List each line in which the string "title" appears.

Lines of data:
*****
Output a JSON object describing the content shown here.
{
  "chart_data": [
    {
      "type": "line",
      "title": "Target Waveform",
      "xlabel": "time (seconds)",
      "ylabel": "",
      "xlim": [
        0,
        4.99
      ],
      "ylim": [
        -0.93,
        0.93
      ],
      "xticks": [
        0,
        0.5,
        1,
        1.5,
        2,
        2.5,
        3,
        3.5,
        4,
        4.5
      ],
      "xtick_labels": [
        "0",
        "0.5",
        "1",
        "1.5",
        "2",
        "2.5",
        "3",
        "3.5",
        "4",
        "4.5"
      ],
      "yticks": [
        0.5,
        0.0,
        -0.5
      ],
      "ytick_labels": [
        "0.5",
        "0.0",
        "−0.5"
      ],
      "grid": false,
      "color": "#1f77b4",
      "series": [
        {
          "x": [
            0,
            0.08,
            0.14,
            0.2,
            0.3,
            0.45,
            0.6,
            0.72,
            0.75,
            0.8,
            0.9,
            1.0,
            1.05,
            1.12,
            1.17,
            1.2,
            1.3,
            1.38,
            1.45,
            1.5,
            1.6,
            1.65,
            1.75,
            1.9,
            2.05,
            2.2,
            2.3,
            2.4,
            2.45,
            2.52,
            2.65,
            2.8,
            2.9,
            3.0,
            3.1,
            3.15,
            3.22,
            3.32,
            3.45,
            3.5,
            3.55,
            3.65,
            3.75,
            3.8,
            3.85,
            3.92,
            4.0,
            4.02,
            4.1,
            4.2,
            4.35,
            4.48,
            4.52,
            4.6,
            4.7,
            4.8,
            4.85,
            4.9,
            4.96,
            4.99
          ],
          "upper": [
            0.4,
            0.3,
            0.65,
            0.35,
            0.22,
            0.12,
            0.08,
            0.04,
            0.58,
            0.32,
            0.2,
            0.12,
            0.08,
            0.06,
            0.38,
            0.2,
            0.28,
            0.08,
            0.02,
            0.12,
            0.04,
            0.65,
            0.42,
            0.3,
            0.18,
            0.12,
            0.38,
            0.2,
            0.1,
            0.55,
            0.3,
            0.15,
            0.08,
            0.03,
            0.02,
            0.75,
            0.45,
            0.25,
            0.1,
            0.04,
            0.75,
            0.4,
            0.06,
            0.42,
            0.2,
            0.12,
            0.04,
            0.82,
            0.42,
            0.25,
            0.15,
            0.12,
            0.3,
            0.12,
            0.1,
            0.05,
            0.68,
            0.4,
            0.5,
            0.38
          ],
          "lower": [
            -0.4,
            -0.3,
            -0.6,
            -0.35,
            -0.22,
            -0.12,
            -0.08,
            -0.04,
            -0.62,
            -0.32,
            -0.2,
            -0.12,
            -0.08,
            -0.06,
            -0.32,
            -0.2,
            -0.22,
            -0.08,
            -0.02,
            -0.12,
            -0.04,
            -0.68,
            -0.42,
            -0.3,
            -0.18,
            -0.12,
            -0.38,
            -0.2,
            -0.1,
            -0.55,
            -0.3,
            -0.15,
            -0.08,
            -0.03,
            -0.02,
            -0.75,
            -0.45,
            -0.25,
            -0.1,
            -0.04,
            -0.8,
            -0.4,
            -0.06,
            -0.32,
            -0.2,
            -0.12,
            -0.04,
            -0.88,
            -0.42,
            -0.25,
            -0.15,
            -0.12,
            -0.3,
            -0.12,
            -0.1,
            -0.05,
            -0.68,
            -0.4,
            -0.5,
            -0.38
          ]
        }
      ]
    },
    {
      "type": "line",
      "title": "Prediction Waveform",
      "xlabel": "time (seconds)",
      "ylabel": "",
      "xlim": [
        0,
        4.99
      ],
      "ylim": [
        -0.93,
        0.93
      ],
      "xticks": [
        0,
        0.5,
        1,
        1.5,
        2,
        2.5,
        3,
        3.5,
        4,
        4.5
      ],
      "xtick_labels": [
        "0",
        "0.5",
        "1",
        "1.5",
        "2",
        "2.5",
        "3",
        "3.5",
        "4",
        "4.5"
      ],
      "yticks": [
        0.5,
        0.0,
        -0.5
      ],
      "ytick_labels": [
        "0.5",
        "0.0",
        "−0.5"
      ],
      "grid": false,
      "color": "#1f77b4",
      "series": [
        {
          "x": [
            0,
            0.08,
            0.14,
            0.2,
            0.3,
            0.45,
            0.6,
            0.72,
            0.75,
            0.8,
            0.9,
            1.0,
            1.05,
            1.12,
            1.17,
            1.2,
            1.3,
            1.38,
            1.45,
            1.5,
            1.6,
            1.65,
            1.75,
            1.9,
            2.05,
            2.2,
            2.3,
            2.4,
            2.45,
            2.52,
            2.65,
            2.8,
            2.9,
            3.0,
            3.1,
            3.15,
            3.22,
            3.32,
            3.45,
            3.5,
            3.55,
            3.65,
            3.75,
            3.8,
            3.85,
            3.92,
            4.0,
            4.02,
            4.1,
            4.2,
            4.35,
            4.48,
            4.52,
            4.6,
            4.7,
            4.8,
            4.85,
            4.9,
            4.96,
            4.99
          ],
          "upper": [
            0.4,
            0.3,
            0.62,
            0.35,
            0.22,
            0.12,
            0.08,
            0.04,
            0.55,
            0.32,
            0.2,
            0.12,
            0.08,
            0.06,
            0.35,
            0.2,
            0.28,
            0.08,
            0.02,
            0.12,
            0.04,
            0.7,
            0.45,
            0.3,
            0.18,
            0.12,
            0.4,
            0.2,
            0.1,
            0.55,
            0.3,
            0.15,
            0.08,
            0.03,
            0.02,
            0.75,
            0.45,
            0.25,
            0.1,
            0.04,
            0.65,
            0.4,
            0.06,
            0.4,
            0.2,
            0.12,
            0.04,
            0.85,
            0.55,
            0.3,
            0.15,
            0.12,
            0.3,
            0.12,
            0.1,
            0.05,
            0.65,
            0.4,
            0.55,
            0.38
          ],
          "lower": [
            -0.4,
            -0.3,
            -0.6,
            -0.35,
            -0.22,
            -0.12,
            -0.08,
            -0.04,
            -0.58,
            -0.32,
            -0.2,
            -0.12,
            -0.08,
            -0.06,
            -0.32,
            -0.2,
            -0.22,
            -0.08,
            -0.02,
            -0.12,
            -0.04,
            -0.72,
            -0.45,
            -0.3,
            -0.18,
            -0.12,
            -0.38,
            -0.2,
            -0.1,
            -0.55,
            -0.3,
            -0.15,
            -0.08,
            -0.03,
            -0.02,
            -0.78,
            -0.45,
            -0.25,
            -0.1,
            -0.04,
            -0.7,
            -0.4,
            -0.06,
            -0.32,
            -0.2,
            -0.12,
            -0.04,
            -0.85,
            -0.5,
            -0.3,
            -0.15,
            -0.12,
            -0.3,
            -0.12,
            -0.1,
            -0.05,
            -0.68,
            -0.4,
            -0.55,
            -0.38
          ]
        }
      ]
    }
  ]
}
*****
§ **EXERCISE SOLUTION**
      "title": "Target Waveform",
      "title": "Prediction Waveform",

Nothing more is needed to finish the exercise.